*WHAT YOU HAVE TO DO*
Locate the word "HEREBY" in the entries below, then gather every line that holds it.

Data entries
begin
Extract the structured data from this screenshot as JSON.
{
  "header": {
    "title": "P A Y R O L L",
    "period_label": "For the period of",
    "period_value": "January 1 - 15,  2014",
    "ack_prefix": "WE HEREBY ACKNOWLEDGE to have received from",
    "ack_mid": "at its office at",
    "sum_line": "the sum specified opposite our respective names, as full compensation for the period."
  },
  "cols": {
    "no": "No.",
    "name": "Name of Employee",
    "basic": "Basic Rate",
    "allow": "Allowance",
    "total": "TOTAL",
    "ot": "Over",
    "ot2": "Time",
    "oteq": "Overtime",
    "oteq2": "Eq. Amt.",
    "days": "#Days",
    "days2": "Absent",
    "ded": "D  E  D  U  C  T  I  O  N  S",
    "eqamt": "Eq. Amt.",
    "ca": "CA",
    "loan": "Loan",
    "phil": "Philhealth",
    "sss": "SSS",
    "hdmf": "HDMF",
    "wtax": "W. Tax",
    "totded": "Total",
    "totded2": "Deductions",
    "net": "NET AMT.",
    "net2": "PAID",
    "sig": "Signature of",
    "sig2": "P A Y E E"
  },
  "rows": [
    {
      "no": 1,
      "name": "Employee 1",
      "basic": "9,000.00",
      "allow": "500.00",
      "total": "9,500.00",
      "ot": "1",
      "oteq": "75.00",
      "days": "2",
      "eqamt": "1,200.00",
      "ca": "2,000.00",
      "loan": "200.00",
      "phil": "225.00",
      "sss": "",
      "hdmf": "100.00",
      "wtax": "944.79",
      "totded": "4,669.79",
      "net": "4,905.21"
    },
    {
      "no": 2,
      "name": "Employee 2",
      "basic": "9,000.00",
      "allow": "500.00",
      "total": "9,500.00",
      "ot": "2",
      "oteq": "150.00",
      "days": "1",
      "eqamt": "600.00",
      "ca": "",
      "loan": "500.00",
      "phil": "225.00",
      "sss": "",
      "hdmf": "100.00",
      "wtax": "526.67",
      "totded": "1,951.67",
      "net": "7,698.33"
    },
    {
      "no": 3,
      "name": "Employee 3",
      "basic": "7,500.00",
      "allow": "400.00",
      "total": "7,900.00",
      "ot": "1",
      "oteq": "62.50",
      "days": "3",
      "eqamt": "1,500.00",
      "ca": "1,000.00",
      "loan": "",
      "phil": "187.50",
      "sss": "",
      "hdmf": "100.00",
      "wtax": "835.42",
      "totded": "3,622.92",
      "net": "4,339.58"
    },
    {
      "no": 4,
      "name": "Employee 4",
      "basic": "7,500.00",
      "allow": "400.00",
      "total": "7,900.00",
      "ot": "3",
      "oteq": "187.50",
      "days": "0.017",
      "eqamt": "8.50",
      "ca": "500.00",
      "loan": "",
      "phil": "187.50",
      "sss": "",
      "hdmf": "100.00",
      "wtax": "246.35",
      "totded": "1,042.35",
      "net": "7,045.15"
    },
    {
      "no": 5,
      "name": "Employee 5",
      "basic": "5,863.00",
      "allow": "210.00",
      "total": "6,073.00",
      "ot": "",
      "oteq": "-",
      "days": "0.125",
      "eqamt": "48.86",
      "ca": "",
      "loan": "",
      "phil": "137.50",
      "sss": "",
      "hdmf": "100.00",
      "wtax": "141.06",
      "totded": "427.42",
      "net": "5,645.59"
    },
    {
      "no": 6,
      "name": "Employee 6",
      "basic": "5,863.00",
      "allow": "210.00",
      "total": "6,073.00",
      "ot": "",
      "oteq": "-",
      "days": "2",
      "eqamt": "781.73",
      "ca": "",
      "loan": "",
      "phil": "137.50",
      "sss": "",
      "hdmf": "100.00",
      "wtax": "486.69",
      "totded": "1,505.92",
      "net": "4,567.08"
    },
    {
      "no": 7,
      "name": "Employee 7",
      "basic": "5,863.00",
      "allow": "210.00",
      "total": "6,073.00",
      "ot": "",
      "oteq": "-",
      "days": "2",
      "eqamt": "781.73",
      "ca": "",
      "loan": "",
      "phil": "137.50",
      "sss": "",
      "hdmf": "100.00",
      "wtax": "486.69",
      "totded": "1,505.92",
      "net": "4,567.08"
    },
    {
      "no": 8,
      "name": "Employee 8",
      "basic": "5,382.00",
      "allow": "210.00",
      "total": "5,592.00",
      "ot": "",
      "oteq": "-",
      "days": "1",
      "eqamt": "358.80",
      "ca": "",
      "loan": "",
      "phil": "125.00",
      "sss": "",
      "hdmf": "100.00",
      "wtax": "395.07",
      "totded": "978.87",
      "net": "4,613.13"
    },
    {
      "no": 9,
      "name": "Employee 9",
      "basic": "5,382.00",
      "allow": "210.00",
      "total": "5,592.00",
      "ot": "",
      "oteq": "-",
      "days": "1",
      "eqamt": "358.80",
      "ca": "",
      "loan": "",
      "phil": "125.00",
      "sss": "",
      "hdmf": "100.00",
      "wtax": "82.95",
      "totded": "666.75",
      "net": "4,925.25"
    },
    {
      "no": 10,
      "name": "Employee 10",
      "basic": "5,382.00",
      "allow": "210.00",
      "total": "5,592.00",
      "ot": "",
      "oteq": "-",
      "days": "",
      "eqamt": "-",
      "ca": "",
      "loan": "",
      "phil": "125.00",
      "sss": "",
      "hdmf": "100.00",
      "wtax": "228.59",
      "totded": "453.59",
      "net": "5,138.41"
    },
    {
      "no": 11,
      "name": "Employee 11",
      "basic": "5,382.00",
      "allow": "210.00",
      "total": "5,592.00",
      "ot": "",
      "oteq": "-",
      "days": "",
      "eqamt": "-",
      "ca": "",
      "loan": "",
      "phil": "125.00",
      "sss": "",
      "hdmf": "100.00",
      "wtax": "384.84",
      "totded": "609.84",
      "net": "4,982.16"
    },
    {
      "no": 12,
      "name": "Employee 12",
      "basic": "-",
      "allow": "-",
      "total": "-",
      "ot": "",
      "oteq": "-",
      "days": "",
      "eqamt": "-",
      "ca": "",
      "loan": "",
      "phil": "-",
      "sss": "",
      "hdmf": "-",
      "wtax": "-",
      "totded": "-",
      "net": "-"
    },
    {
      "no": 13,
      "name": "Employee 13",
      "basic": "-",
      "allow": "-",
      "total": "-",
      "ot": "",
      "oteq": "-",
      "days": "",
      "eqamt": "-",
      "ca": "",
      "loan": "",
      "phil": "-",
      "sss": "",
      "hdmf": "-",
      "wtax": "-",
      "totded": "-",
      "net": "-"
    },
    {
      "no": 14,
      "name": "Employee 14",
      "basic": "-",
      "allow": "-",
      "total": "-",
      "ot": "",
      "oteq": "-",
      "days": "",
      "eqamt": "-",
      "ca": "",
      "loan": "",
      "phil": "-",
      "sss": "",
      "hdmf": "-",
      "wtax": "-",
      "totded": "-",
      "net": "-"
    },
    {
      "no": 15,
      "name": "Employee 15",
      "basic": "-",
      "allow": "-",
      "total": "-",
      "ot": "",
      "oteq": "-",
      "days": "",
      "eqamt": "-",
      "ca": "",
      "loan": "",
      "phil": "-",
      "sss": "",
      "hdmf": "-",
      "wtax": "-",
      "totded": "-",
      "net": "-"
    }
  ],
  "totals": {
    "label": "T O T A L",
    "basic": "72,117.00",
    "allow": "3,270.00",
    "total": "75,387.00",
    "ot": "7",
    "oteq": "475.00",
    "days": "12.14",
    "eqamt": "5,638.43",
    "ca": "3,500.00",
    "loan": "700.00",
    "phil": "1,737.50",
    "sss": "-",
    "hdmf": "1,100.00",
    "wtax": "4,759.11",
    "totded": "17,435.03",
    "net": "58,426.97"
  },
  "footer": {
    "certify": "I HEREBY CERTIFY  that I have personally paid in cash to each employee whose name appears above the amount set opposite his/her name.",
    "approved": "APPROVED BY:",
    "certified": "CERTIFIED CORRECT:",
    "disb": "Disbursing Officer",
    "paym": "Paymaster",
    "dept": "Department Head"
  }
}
end
*TASK RESULT*
    "ack_prefix": "WE HEREBY ACKNOWLEDGE to have received from",
    "certify": "I HEREBY CERTIFY  that I have personally paid in cash to each employee whose name appears above the amount set opposite his/her name.",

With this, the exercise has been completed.